# [Verilen görev 1]
Aşağıdaki bütçe konuşmasında "CHP GRUBU ADINA" sözcüklerini içeren yerle açılıp "selamlıyorum. (CHP sıralarından alkışlar)" ile kapanan bölümü hiçbir değişiklik yapmadan yazın.
### Okunacak metin
GENEL KURUL KONUŞMASI
Konu: 2025 Yılı Merkezi Yönetim Bütçe Kanunu Teklifi ile 2023 Yılı Merkezi Yönetim Kesin Hesap Kanunu Teklifinin Maddeleri münasebetiyle
Yasama Yılı:3
Birleşim:39
Tarih:19.12.2024

CHP GRUBU ADINA AŞKIN GENÇ (Kayseri) - Sayın Başkan, değerli milletvekilleri ve ekranları başında bizleri izleyen vatandaşlarımızı konuşmamın başında saygıyla selamlıyorum. (CHP sıralarından alkışlar)

Bugün burada yalnızca 2023 yılı Kesin Hesap Kanunu Teklifi'ni görüşmek için toplanmış değiliz, bugün aynı zamanda ülkemizin ekonomik kaynaklarının nasıl yönetildiğini, halkın alın teriyle ödenen vergilerin nereye harcandığını ve kamu maliyesinin hangi politikalarla şekillendirildiğini değerlendirmek durumundayız. Türkiye Büyük Millet Meclisi, halkın bütçe hakkını korumak ve kamu kaynaklarının etkin, adil ve şeffaf bir şekilde kullanıldığını denetlemekle yükümlüdür ancak mevcut iktidar döneminde bunun ciddi biçimde zedelendiğine tanık olmaktayız. Gündemimizdeki Kesin Hesap Kanunu Teklifi yalnızca geçmiş yılın muhasebesi değil, aynı zamanda iktidarın halka ve demokrasiye bakış açısının da bir yansımasıdır. Unutulmasın ki demokrasi aynı zamanda hesap vermeyi de gerektirir. Kamu kaynaklarının kullanımına ilişkin denetim ve hesap verebilirlik mekanizmalarının etkisizleştirilmesi halkın bütçe hakkını daha önce hiç olmadığı kadar tehdit etmektedir. Cumhurbaşkanlığı hükûmet sistemiyle birlikte bütçe süreçleri demokratik denetimden uzaklaştırılmış, halkın iradesi görmezden gelinmiştir. (CHP sıralarından alkışlar) Anayasa'mızın 161'inci maddesi ve 5018 sayılı Kamu Malî Yönetimi ve Kontrol Kanunu gibi yasal düzenlemeler bütçe süreçlerinin şeffaflık ve hesap verebilirlik ilkeleri çerçevesinde yürütülmesini zorunlu kılar ancak Sayıştay raporlarının sansürlenmesi ve kamu harcamalarının denetlenememesi bu ilkelerin açıkça ihlal edildiğini göstermektedir. Mevcut sistem kamu harcamalarının denetimini zorlaştırmakta hatta bazı alanlarda bu denetimi imkânsız hâle getirmektedir. Bugün Meclisin halk adına bütçe üzerinde denetim yapma yetkisi neredeyse tamamen ortadan kaldırılmıştır.
######
### İşlenecek kayıtlar
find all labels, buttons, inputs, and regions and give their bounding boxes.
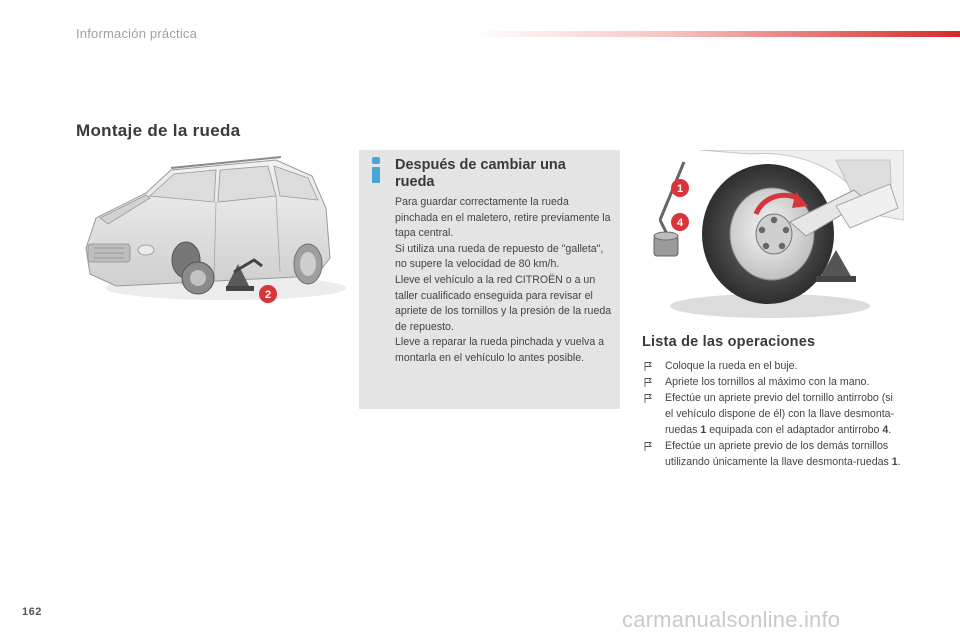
list-item: Efectúe un apriete previo del tornillo antirrobo (si el vehículo dispone de él) con la llave desmonta-ruedas 1 equipada con el adaptador antirrobo 4. xyxy=(642,390,904,438)
info-paragraph: Lleve el vehículo a la red CITROËN o a un taller cualificado enseguida para revisar el apriete de los tornillos y la presión de la rueda de repuesto. xyxy=(395,273,612,333)
wheel-tightening-illustration xyxy=(640,150,904,322)
flag-bullet-icon xyxy=(644,442,652,451)
flag-bullet-icon xyxy=(644,362,652,371)
running-header: Información práctica xyxy=(76,26,198,41)
info-paragraph: Para guardar correctamente la rueda pinchada en el maletero, retire previamente la tapa central. xyxy=(395,196,611,240)
info-paragraph: Lleve a reparar la rueda pinchada y vuelva a montarla en el vehículo lo antes posible. xyxy=(395,336,605,364)
info-box xyxy=(359,150,620,409)
callout-4: 4 xyxy=(676,217,684,229)
info-paragraph: Si utiliza una rueda de repuesto de "galleta", no supere la velocidad de 80 km/h. xyxy=(395,242,604,271)
page-number: 162 xyxy=(22,606,42,618)
operations-list xyxy=(642,358,904,470)
watermark: carmanualsonline.info xyxy=(622,607,841,632)
info-icon xyxy=(368,157,384,183)
operations-title: Lista de las operaciones xyxy=(642,334,816,350)
car-jack-illustration xyxy=(76,148,348,318)
section-title: Montaje de la rueda xyxy=(76,121,241,140)
list-item: Efectúe un apriete previo de los demás tornillos utilizando únicamente la llave desmonta-ruedas 1. xyxy=(642,438,904,470)
header-accent-rule xyxy=(470,31,960,37)
info-box-body xyxy=(395,195,613,367)
list-item: Apriete los tornillos al máximo con la mano. xyxy=(642,374,904,390)
callout-2: 2 xyxy=(264,289,272,301)
flag-bullet-icon xyxy=(644,378,652,387)
callout-1: 1 xyxy=(676,183,684,195)
flag-bullet-icon xyxy=(644,394,652,403)
list-item: Coloque la rueda en el buje. xyxy=(642,358,904,374)
info-box-title: Después de cambiar una rueda xyxy=(395,157,566,190)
######
# [Verilen görev 2]
Yukarıdaki kayıtlarda "list-item: Efectúe un apriete previo del" ifadesini içeren satırla açılıp "info-paragraph: Lleve a" ifadesini içeren satırla kapanan bölümü, "rueda pinchada" yerine "rueda dañada" koyarak güncelleyin. Yalnızca bu satırları verin ve geri kalan her şeyi olduğu gibi bırakın.

# [Görev yanıtı 1]
CHP GRUBU ADINA AŞKIN GENÇ (Kayseri) - Sayın Başkan, değerli milletvekilleri ve ekranları başında bizleri izleyen vatandaşlarımızı konuşmamın başında saygıyla selamlıyorum. (CHP sıralarından alkışlar)

# [Görev yanıtı 2]
list-item: Efectúe un apriete previo del tornillo antirrobo (si el vehículo dispone de él) con la llave desmonta-ruedas 1 equipada con el adaptador antirrobo 4. xyxy=(642,390,904,438)
info-paragraph: Lleve el vehículo a la red CITROËN o a un taller cualificado enseguida para revisar el apriete de los tornillos y la presión de la rueda de repuesto. xyxy=(395,273,612,333)
wheel-tightening-illustration xyxy=(640,150,904,322)
flag-bullet-icon xyxy=(644,442,652,451)
flag-bullet-icon xyxy=(644,362,652,371)
running-header: Información práctica xyxy=(76,26,198,41)
info-paragraph: Para guardar correctamente la rueda dañada en el maletero, retire previamente la tapa central. xyxy=(395,196,611,240)
info-paragraph: Lleve a reparar la rueda dañada y vuelva a montarla en el vehículo lo antes posible. xyxy=(395,336,605,364)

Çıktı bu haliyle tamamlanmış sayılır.